▸ **Required task**:
Reproduce every line in the listing that contains the word "device".

-- Start Provided records --

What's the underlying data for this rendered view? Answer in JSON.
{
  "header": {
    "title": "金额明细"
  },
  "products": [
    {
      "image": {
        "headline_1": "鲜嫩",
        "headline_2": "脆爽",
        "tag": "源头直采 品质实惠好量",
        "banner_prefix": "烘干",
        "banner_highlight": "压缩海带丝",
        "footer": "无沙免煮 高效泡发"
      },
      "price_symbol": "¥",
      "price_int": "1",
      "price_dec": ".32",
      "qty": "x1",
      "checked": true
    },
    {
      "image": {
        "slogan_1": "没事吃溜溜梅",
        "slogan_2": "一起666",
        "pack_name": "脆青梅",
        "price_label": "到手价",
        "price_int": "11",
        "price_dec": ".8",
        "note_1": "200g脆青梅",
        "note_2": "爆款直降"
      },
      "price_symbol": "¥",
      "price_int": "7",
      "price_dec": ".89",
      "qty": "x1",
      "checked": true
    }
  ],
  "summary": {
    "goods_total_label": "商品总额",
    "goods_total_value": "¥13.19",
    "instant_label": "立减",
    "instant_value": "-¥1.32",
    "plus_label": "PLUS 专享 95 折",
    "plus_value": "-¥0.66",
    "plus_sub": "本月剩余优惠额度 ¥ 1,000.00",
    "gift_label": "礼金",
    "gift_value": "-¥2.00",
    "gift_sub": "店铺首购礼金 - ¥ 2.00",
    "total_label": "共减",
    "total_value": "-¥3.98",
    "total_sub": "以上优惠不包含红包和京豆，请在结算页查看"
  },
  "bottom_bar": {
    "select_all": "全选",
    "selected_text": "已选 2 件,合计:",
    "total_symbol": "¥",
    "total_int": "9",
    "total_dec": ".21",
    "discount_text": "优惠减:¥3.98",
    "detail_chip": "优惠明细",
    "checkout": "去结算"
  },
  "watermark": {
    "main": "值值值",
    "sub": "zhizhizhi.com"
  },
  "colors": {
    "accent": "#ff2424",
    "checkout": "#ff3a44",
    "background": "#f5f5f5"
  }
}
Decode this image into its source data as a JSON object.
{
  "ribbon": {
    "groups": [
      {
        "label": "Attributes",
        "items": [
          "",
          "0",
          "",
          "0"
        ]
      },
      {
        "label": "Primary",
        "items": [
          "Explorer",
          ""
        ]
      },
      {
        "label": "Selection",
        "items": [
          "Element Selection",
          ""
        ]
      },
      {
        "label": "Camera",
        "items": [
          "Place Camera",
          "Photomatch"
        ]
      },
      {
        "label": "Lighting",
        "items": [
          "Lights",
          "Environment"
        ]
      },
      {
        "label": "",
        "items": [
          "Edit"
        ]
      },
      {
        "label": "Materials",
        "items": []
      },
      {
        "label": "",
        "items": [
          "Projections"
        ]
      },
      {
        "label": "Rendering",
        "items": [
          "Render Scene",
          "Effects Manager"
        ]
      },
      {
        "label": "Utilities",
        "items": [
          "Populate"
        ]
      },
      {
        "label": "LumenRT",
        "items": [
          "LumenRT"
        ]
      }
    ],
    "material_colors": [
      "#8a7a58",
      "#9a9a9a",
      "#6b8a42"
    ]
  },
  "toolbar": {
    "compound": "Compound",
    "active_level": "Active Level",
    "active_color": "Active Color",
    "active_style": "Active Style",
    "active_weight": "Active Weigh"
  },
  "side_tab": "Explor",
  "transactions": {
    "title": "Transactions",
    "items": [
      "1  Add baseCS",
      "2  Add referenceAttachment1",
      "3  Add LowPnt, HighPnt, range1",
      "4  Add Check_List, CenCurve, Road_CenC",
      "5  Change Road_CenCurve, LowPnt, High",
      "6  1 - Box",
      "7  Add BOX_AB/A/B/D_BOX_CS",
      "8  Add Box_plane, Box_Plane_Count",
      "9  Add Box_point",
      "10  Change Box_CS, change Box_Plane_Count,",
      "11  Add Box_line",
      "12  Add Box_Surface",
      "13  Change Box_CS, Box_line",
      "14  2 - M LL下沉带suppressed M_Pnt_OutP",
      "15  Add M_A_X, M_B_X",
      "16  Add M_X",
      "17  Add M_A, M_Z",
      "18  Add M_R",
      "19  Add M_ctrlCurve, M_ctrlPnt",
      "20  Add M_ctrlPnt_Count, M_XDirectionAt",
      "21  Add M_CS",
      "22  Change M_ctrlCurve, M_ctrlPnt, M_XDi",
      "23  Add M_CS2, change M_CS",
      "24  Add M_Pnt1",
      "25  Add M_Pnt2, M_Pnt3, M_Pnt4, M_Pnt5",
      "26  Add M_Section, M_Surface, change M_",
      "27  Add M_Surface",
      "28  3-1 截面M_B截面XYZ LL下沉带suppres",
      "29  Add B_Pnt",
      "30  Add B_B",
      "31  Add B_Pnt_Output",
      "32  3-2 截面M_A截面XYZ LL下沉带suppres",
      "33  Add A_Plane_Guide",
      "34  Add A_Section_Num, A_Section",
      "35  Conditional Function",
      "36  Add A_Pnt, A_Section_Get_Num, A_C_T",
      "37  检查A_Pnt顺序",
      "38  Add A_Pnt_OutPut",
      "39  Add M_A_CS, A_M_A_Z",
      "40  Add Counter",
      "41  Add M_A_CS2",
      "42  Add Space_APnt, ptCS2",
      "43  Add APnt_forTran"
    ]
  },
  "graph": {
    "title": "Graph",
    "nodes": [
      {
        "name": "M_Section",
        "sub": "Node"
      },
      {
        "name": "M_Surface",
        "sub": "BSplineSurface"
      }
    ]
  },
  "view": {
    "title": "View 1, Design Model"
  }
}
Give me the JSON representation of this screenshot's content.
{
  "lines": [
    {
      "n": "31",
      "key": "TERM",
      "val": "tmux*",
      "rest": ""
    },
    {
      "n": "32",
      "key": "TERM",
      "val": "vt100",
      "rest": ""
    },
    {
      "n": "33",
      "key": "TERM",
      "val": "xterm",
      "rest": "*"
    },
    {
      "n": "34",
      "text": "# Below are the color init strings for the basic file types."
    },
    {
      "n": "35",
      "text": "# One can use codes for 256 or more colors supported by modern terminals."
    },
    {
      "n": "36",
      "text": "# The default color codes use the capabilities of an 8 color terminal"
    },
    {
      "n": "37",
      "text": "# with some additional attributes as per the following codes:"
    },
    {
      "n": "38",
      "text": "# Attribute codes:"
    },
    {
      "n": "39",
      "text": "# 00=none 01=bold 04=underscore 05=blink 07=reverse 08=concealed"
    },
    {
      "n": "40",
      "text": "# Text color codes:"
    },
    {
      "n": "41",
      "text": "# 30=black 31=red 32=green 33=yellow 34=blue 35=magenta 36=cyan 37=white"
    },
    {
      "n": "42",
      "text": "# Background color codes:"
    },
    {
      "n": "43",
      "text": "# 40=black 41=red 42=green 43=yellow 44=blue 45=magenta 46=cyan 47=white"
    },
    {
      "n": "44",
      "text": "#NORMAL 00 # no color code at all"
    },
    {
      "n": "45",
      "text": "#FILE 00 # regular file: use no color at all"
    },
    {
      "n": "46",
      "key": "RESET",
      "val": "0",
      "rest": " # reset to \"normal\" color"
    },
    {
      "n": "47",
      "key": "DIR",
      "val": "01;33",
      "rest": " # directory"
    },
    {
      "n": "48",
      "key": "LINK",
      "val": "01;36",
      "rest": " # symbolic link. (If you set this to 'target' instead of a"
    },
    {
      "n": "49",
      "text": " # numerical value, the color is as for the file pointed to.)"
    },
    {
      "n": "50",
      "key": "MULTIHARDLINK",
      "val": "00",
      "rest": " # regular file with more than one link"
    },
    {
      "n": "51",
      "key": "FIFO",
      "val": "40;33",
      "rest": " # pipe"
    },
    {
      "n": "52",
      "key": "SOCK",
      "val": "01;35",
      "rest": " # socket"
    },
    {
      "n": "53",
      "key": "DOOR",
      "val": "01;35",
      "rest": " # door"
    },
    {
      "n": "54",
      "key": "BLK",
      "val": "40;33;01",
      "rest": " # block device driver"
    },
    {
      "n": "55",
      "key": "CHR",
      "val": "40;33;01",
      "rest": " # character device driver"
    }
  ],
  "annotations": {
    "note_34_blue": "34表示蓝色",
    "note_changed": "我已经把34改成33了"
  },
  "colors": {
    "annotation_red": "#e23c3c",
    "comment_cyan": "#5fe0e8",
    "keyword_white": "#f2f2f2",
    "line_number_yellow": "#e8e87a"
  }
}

-- End Provided records --

▸ **Solution for this exercise**:
      "rest": " # block device driver"
      "rest": " # character device driver"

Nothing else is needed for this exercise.